*TASK INSTRUCTIONS*: Your task is to output the data exactly as it stands.

*DATA SUPPLIED*:
((

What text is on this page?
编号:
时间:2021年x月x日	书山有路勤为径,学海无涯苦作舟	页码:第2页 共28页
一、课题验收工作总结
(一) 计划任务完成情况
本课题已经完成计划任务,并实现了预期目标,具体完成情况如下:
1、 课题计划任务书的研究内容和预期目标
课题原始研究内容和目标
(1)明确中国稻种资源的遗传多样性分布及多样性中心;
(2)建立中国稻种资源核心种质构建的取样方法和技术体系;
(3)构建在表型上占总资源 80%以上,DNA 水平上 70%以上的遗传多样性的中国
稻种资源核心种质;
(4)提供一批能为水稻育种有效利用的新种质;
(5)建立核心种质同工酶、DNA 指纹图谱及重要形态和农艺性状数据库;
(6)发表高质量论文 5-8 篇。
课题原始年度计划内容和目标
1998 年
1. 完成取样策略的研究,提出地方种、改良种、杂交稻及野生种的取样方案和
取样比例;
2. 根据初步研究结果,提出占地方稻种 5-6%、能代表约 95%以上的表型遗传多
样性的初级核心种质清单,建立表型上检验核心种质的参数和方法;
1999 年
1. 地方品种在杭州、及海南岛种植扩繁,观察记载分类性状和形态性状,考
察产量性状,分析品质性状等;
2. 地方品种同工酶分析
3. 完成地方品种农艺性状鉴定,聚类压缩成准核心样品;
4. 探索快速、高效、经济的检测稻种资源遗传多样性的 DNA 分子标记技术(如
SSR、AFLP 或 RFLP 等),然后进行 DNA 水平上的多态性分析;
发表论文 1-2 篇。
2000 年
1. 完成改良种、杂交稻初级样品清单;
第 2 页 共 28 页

))

*RESULT OF THIS TASK*:
What text is on this page?
编号:
时间:2021年x月x日	书山有路勤为径,学海无涯苦作舟	页码:第2页 共28页
一、课题验收工作总结
(一) 计划任务完成情况
本课题已经完成计划任务,并实现了预期目标,具体完成情况如下:
1、 课题计划任务书的研究内容和预期目标
课题原始研究内容和目标
(1)明确中国稻种资源的遗传多样性分布及多样性中心;
(2)建立中国稻种资源核心种质构建的取样方法和技术体系;
(3)构建在表型上占总资源 80%以上,DNA 水平上 70%以上的遗传多样性的中国
稻种资源核心种质;
(4)提供一批能为水稻育种有效利用的新种质;
(5)建立核心种质同工酶、DNA 指纹图谱及重要形态和农艺性状数据库;
(6)发表高质量论文 5-8 篇。
课题原始年度计划内容和目标
1998 年
1. 完成取样策略的研究,提出地方种、改良种、杂交稻及野生种的取样方案和
取样比例;
2. 根据初步研究结果,提出占地方稻种 5-6%、能代表约 95%以上的表型遗传多
样性的初级核心种质清单,建立表型上检验核心种质的参数和方法;
1999 年
1. 地方品种在杭州、及海南岛种植扩繁,观察记载分类性状和形态性状,考
察产量性状,分析品质性状等;
2. 地方品种同工酶分析
3. 完成地方品种农艺性状鉴定,聚类压缩成准核心样品;
4. 探索快速、高效、经济的检测稻种资源遗传多样性的 DNA 分子标记技术(如
SSR、AFLP 或 RFLP 等),然后进行 DNA 水平上的多态性分析;
发表论文 1-2 篇。
2000 年
1. 完成改良种、杂交稻初级样品清单;
第 2 页 共 28 页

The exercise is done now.